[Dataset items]
* begin *

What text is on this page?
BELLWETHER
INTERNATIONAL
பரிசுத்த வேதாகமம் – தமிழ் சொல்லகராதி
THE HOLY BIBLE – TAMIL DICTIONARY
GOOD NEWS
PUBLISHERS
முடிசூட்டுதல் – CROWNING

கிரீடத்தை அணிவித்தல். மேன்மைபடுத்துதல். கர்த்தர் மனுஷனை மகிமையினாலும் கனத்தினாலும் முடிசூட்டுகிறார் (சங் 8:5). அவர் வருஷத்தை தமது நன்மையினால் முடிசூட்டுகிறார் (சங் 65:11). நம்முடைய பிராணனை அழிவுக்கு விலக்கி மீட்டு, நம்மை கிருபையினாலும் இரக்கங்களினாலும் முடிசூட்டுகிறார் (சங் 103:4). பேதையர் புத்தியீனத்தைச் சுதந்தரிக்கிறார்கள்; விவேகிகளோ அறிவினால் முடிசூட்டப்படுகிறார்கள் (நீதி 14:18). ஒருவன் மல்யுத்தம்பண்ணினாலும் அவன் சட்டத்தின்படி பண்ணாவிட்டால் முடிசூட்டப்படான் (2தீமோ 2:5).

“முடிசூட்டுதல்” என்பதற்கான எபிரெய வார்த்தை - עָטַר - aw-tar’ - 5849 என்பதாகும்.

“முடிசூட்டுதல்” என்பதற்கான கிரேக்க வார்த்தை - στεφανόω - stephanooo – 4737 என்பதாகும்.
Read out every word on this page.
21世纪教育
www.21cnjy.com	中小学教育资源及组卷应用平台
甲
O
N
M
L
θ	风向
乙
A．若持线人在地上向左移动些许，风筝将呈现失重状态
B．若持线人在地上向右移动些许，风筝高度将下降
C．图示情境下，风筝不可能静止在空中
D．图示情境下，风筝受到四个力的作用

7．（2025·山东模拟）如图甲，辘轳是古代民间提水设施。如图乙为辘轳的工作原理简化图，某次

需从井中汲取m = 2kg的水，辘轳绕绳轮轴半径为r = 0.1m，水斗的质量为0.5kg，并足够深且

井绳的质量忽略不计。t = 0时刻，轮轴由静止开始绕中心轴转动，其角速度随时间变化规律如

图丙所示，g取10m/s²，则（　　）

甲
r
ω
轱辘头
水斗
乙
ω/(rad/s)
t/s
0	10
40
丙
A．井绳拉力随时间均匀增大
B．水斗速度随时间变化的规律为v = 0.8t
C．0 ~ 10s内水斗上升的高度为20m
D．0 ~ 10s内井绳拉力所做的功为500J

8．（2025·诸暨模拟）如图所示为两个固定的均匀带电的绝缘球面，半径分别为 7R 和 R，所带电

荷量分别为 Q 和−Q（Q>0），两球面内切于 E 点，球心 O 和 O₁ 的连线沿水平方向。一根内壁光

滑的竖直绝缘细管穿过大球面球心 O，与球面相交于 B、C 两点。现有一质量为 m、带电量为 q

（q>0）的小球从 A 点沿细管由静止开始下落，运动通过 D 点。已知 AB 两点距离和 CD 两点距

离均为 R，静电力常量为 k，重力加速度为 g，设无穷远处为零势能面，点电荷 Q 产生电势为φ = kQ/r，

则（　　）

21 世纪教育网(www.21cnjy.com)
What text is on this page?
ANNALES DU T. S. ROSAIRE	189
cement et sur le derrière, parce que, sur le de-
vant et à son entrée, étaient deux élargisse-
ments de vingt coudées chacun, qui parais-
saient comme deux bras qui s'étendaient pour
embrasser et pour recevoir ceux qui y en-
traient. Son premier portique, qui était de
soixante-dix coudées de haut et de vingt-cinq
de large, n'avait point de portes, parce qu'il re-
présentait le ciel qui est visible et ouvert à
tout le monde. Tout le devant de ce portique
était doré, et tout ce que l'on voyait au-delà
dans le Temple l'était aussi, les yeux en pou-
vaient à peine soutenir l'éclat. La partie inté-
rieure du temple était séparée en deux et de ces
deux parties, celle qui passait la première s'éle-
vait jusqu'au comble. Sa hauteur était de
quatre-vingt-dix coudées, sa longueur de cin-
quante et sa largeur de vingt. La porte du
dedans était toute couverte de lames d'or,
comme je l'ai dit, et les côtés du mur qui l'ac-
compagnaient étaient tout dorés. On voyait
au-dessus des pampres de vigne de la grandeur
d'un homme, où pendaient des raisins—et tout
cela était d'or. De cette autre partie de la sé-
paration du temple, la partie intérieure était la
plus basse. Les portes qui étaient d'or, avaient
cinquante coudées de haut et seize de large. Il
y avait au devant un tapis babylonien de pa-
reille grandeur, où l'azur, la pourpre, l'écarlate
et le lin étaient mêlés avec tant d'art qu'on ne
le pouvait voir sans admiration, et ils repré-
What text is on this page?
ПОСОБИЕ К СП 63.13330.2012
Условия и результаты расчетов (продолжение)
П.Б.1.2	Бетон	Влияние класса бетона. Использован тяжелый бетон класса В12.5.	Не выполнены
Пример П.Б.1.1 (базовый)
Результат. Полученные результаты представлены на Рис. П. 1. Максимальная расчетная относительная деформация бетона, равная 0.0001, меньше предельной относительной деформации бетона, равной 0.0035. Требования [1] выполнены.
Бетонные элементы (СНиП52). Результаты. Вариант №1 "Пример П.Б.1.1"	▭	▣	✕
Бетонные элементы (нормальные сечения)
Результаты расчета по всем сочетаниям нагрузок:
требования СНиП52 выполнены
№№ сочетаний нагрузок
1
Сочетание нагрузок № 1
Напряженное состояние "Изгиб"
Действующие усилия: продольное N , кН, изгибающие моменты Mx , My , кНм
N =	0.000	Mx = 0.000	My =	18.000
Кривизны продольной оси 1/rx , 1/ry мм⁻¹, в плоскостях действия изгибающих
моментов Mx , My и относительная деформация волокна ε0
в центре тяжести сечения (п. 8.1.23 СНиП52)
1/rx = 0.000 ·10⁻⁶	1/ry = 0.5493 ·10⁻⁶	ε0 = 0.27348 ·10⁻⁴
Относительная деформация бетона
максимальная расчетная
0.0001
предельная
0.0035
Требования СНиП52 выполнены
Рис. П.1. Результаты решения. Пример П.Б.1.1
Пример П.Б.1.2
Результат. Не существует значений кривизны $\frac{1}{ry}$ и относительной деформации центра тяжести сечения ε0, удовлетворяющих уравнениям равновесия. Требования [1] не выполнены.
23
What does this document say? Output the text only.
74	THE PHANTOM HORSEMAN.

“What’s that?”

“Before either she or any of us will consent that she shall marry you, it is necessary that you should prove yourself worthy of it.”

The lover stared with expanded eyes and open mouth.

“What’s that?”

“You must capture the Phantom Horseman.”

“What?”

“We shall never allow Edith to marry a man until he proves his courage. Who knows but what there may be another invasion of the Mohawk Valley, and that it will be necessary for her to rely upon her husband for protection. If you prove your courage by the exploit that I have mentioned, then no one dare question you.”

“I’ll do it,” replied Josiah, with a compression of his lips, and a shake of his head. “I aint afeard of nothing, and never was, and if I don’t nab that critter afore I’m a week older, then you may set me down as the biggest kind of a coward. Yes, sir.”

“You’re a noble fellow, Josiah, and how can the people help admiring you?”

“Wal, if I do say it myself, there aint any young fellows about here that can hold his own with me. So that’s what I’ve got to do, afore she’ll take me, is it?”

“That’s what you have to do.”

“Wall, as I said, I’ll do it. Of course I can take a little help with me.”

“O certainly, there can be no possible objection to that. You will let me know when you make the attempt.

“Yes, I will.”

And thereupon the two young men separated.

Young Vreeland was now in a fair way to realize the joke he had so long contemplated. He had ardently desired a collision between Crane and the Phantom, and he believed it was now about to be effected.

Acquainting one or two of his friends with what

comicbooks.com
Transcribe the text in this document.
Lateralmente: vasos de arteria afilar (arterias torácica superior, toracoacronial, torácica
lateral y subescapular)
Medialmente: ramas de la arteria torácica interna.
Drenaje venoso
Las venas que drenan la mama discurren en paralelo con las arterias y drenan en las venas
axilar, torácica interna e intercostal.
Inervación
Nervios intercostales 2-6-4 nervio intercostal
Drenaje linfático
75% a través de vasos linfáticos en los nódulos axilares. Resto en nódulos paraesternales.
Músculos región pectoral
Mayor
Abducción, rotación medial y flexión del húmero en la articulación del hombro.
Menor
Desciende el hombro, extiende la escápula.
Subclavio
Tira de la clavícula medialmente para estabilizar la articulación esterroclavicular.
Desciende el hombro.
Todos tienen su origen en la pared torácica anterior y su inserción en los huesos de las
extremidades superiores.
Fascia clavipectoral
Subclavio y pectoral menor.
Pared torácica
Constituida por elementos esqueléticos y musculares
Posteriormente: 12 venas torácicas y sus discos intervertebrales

* end *

• **Required work**: Beginning at the line that holds "Transcribe the text in this document.", reproduce each line of the records above down to and including the last one.

• **Right answer**:
Transcribe the text in this document.
Lateralmente: vasos de arteria afilar (arterias torácica superior, toracoacronial, torácica
lateral y subescapular)
Medialmente: ramas de la arteria torácica interna.
Drenaje venoso
Las venas que drenan la mama discurren en paralelo con las arterias y drenan en las venas
axilar, torácica interna e intercostal.
Inervación
Nervios intercostales 2-6-4 nervio intercostal
Drenaje linfático
75% a través de vasos linfáticos en los nódulos axilares. Resto en nódulos paraesternales.
Músculos región pectoral
Mayor
Abducción, rotación medial y flexión del húmero en la articulación del hombro.
Menor
Desciende el hombro, extiende la escápula.
Subclavio
Tira de la clavícula medialmente para estabilizar la articulación esterroclavicular.
Desciende el hombro.
Todos tienen su origen en la pared torácica anterior y su inserción en los huesos de las
extremidades superiores.
Fascia clavipectoral
Subclavio y pectoral menor.
Pared torácica
Constituida por elementos esqueléticos y musculares
Posteriormente: 12 venas torácicas y sus discos intervertebrales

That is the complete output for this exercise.